Please print all of the material below, word for word.

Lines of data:

********************

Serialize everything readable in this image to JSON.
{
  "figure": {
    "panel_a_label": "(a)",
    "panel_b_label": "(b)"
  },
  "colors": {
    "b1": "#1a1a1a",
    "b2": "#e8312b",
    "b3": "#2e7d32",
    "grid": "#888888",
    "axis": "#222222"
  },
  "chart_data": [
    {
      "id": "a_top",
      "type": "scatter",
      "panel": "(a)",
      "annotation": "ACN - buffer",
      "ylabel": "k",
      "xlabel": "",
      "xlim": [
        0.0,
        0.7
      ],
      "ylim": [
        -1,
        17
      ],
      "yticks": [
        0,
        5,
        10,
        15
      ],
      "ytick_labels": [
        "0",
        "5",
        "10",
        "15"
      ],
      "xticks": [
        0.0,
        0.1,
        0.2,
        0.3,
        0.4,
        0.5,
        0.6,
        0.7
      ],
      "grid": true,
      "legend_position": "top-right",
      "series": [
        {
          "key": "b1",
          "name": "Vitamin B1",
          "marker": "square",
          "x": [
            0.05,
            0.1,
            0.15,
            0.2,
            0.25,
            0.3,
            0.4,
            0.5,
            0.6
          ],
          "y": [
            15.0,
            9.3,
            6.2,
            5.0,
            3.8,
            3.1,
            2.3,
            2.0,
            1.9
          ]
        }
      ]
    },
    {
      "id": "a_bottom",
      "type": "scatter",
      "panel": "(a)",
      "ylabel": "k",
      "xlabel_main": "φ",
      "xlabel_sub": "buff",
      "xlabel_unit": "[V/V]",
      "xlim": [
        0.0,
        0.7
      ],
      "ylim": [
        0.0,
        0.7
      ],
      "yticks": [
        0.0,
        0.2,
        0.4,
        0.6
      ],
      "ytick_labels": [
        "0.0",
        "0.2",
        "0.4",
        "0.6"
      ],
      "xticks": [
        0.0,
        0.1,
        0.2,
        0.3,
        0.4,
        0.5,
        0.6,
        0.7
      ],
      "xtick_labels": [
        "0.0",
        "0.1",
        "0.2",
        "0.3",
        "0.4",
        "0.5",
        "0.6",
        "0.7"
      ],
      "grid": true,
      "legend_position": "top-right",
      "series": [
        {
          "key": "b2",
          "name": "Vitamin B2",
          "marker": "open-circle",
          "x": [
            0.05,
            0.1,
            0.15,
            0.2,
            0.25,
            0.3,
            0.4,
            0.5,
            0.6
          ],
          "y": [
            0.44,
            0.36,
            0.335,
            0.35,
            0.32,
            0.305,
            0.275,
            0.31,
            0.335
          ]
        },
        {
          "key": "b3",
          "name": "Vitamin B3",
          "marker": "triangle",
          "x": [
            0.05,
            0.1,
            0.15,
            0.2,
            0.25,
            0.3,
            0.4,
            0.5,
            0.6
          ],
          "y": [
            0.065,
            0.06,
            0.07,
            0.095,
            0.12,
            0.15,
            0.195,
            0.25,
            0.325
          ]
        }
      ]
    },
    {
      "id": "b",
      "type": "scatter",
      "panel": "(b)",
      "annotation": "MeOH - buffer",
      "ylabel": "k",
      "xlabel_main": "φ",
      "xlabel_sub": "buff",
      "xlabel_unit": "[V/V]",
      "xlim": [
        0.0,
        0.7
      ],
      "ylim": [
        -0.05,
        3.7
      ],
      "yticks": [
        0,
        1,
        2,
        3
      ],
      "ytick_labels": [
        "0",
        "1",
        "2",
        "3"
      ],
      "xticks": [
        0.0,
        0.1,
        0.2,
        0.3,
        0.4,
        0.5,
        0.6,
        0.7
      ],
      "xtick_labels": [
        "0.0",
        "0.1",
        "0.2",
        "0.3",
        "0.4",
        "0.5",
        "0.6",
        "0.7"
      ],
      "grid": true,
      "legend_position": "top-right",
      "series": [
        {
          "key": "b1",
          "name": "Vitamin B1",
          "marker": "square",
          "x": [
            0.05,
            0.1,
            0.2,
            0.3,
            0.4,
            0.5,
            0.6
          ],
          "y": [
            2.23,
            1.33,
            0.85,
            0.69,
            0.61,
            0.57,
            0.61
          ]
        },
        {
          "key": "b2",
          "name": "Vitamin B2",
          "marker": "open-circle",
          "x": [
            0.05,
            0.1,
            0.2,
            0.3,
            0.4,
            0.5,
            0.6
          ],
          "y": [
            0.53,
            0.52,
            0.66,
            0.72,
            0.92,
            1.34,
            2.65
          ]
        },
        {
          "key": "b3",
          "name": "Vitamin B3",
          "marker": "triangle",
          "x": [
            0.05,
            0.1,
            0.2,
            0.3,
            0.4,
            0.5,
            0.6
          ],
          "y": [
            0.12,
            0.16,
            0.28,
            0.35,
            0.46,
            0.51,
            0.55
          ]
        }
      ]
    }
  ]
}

********************

### Reply to the task
Serialize everything readable in this image to JSON.
{
  "figure": {
    "panel_a_label": "(a)",
    "panel_b_label": "(b)"
  },
  "colors": {
    "b1": "#1a1a1a",
    "b2": "#e8312b",
    "b3": "#2e7d32",
    "grid": "#888888",
    "axis": "#222222"
  },
  "chart_data": [
    {
      "id": "a_top",
      "type": "scatter",
      "panel": "(a)",
      "annotation": "ACN - buffer",
      "ylabel": "k",
      "xlabel": "",
      "xlim": [
        0.0,
        0.7
      ],
      "ylim": [
        -1,
        17
      ],
      "yticks": [
        0,
        5,
        10,
        15
      ],
      "ytick_labels": [
        "0",
        "5",
        "10",
        "15"
      ],
      "xticks": [
        0.0,
        0.1,
        0.2,
        0.3,
        0.4,
        0.5,
        0.6,
        0.7
      ],
      "grid": true,
      "legend_position": "top-right",
      "series": [
        {
          "key": "b1",
          "name": "Vitamin B1",
          "marker": "square",
          "x": [
            0.05,
            0.1,
            0.15,
            0.2,
            0.25,
            0.3,
            0.4,
            0.5,
            0.6
          ],
          "y": [
            15.0,
            9.3,
            6.2,
            5.0,
            3.8,
            3.1,
            2.3,
            2.0,
            1.9
          ]
        }
      ]
    },
    {
      "id": "a_bottom",
      "type": "scatter",
      "panel": "(a)",
      "ylabel": "k",
      "xlabel_main": "φ",
      "xlabel_sub": "buff",
      "xlabel_unit": "[V/V]",
      "xlim": [
        0.0,
        0.7
      ],
      "ylim": [
        0.0,
        0.7
      ],
      "yticks": [
        0.0,
        0.2,
        0.4,
        0.6
      ],
      "ytick_labels": [
        "0.0",
        "0.2",
        "0.4",
        "0.6"
      ],
      "xticks": [
        0.0,
        0.1,
        0.2,
        0.3,
        0.4,
        0.5,
        0.6,
        0.7
      ],
      "xtick_labels": [
        "0.0",
        "0.1",
        "0.2",
        "0.3",
        "0.4",
        "0.5",
        "0.6",
        "0.7"
      ],
      "grid": true,
      "legend_position": "top-right",
      "series": [
        {
          "key": "b2",
          "name": "Vitamin B2",
          "marker": "open-circle",
          "x": [
            0.05,
            0.1,
            0.15,
            0.2,
            0.25,
            0.3,
            0.4,
            0.5,
            0.6
          ],
          "y": [
            0.44,
            0.36,
            0.335,
            0.35,
            0.32,
            0.305,
            0.275,
            0.31,
            0.335
          ]
        },
        {
          "key": "b3",
          "name": "Vitamin B3",
          "marker": "triangle",
          "x": [
            0.05,
            0.1,
            0.15,
            0.2,
            0.25,
            0.3,
            0.4,
            0.5,
            0.6
          ],
          "y": [
            0.065,
            0.06,
            0.07,
            0.095,
            0.12,
            0.15,
            0.195,
            0.25,
            0.325
          ]
        }
      ]
    },
    {
      "id": "b",
      "type": "scatter",
      "panel": "(b)",
      "annotation": "MeOH - buffer",
      "ylabel": "k",
      "xlabel_main": "φ",
      "xlabel_sub": "buff",
      "xlabel_unit": "[V/V]",
      "xlim": [
        0.0,
        0.7
      ],
      "ylim": [
        -0.05,
        3.7
      ],
      "yticks": [
        0,
        1,
        2,
        3
      ],
      "ytick_labels": [
        "0",
        "1",
        "2",
        "3"
      ],
      "xticks": [
        0.0,
        0.1,
        0.2,
        0.3,
        0.4,
        0.5,
        0.6,
        0.7
      ],
      "xtick_labels": [
        "0.0",
        "0.1",
        "0.2",
        "0.3",
        "0.4",
        "0.5",
        "0.6",
        "0.7"
      ],
      "grid": true,
      "legend_position": "top-right",
      "series": [
        {
          "key": "b1",
          "name": "Vitamin B1",
          "marker": "square",
          "x": [
            0.05,
            0.1,
            0.2,
            0.3,
            0.4,
            0.5,
            0.6
          ],
          "y": [
            2.23,
            1.33,
            0.85,
            0.69,
            0.61,
            0.57,
            0.61
          ]
        },
        {
          "key": "b2",
          "name": "Vitamin B2",
          "marker": "open-circle",
          "x": [
            0.05,
            0.1,
            0.2,
            0.3,
            0.4,
            0.5,
            0.6
          ],
          "y": [
            0.53,
            0.52,
            0.66,
            0.72,
            0.92,
            1.34,
            2.65
          ]
        },
        {
          "key": "b3",
          "name": "Vitamin B3",
          "marker": "triangle",
          "x": [
            0.05,
            0.1,
            0.2,
            0.3,
            0.4,
            0.5,
            0.6
          ],
          "y": [
            0.12,
            0.16,
            0.28,
            0.35,
            0.46,
            0.51,
            0.55
          ]
        }
      ]
    }
  ]
}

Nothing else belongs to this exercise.